## [What you will do]
Return every line of the data below that includes the string "start".

## [Given records]
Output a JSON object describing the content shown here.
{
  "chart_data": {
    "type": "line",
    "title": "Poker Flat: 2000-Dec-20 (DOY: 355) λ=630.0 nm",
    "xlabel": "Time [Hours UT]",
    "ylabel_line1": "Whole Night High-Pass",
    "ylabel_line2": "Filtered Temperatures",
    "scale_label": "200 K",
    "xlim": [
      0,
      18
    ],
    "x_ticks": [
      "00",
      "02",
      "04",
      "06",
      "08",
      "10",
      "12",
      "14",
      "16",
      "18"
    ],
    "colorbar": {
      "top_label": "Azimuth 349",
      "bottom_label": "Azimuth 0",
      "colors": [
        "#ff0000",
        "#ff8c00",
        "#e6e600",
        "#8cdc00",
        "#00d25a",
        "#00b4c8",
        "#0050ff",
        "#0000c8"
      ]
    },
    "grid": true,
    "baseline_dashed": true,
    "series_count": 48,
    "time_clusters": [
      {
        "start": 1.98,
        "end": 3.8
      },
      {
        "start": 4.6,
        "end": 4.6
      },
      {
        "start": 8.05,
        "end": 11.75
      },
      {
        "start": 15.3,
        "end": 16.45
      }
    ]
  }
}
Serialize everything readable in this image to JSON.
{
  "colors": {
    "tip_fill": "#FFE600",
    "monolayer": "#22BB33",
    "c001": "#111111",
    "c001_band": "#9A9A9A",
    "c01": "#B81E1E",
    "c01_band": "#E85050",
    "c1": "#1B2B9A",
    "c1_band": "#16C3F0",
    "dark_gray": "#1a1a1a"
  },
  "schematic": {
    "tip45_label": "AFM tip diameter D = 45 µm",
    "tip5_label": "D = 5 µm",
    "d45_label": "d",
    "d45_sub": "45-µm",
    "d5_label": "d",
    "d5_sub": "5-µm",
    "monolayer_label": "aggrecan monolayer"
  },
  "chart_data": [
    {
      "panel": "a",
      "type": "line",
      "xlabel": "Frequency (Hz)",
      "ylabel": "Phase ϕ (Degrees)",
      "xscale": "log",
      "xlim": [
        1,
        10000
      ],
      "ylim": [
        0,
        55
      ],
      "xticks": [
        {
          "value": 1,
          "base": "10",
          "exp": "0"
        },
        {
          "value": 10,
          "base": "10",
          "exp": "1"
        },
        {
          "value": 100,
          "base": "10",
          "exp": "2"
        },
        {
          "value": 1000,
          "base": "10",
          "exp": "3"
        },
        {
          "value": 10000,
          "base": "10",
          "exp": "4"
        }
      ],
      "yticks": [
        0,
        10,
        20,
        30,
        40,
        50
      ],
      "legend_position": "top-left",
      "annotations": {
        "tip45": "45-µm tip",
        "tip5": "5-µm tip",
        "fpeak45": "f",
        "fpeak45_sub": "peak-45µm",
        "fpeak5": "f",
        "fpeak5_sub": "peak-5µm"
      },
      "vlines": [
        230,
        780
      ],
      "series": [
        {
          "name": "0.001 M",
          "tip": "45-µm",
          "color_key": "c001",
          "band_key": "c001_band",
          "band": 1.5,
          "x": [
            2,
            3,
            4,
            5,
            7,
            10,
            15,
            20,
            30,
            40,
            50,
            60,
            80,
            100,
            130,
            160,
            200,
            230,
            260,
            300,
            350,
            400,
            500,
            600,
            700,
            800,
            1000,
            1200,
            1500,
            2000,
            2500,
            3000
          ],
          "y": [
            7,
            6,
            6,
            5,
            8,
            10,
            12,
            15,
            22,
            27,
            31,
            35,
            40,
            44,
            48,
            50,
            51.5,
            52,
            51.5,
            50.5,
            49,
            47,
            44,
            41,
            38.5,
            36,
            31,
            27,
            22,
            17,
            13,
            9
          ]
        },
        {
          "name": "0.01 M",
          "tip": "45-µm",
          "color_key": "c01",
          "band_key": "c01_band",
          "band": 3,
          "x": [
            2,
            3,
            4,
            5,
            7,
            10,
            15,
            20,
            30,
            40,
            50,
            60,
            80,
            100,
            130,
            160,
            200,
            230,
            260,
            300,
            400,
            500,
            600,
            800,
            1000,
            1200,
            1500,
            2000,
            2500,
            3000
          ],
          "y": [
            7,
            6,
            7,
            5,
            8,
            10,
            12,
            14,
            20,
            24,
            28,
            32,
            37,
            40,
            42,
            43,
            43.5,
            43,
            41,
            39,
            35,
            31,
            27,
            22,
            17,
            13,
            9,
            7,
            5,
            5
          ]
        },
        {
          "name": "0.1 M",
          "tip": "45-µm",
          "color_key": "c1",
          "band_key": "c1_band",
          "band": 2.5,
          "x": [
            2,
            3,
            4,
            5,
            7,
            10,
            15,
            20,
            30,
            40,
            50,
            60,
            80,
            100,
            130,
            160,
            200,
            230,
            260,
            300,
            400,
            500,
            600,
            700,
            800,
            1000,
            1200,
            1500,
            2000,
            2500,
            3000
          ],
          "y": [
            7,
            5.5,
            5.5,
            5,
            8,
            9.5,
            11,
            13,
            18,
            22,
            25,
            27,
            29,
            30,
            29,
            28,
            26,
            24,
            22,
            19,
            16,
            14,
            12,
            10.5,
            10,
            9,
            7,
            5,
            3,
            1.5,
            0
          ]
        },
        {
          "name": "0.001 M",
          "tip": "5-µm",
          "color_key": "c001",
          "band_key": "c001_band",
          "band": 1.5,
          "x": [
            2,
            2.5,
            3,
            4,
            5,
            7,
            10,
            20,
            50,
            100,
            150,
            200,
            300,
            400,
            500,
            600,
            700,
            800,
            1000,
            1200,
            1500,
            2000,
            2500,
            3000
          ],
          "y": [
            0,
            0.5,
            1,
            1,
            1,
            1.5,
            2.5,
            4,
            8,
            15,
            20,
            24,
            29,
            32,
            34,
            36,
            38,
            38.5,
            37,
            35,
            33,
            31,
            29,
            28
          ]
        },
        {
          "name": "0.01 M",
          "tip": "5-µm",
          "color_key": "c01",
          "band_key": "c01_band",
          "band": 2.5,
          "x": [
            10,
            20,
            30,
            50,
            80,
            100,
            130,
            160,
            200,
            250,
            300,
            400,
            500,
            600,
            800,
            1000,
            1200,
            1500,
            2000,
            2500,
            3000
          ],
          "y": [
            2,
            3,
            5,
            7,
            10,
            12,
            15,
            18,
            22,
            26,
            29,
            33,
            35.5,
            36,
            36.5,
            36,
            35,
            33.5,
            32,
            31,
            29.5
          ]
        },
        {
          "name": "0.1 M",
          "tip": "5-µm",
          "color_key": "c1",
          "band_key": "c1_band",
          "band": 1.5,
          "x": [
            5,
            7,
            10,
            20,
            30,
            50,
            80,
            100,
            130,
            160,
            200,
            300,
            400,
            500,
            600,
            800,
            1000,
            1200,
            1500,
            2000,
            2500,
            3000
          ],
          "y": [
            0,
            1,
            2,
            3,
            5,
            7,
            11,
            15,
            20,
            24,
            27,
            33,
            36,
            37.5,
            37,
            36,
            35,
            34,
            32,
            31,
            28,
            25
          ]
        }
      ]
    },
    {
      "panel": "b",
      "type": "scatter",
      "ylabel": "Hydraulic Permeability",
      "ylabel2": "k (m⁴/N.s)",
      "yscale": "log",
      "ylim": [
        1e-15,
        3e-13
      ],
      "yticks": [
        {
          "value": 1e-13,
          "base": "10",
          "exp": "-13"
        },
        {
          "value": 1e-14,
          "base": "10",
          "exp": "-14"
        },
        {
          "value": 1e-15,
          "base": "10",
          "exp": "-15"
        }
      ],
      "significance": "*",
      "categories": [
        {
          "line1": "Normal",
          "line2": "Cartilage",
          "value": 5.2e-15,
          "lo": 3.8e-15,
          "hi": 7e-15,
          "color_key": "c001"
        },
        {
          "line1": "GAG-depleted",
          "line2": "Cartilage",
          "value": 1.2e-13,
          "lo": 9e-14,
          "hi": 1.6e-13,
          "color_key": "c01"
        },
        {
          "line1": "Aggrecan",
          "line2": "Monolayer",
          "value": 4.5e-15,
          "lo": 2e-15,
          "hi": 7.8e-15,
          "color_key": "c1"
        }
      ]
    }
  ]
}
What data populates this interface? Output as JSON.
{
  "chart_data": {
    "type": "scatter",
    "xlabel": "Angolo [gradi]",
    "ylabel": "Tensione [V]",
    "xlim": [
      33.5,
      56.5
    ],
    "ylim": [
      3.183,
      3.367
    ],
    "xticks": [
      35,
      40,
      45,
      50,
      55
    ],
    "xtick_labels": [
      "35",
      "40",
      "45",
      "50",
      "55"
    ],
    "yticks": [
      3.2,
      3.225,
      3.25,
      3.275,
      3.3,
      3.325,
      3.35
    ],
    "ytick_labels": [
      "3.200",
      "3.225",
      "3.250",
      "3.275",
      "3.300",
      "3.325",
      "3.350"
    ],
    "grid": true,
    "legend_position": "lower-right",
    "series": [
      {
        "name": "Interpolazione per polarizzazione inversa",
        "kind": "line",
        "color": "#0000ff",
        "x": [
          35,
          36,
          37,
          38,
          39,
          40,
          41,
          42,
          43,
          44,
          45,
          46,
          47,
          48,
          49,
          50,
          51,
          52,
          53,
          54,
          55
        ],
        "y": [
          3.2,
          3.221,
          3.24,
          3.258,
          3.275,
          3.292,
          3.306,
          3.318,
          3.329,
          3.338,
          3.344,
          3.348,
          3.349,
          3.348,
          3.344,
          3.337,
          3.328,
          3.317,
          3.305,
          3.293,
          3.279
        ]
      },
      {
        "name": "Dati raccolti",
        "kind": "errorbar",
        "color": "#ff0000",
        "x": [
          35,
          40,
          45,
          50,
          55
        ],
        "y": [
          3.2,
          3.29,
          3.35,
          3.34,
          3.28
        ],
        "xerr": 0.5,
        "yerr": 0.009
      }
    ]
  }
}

## [Exercise output]
        "start": 1.98,
        "start": 4.6,
        "start": 8.05,
        "start": 15.3,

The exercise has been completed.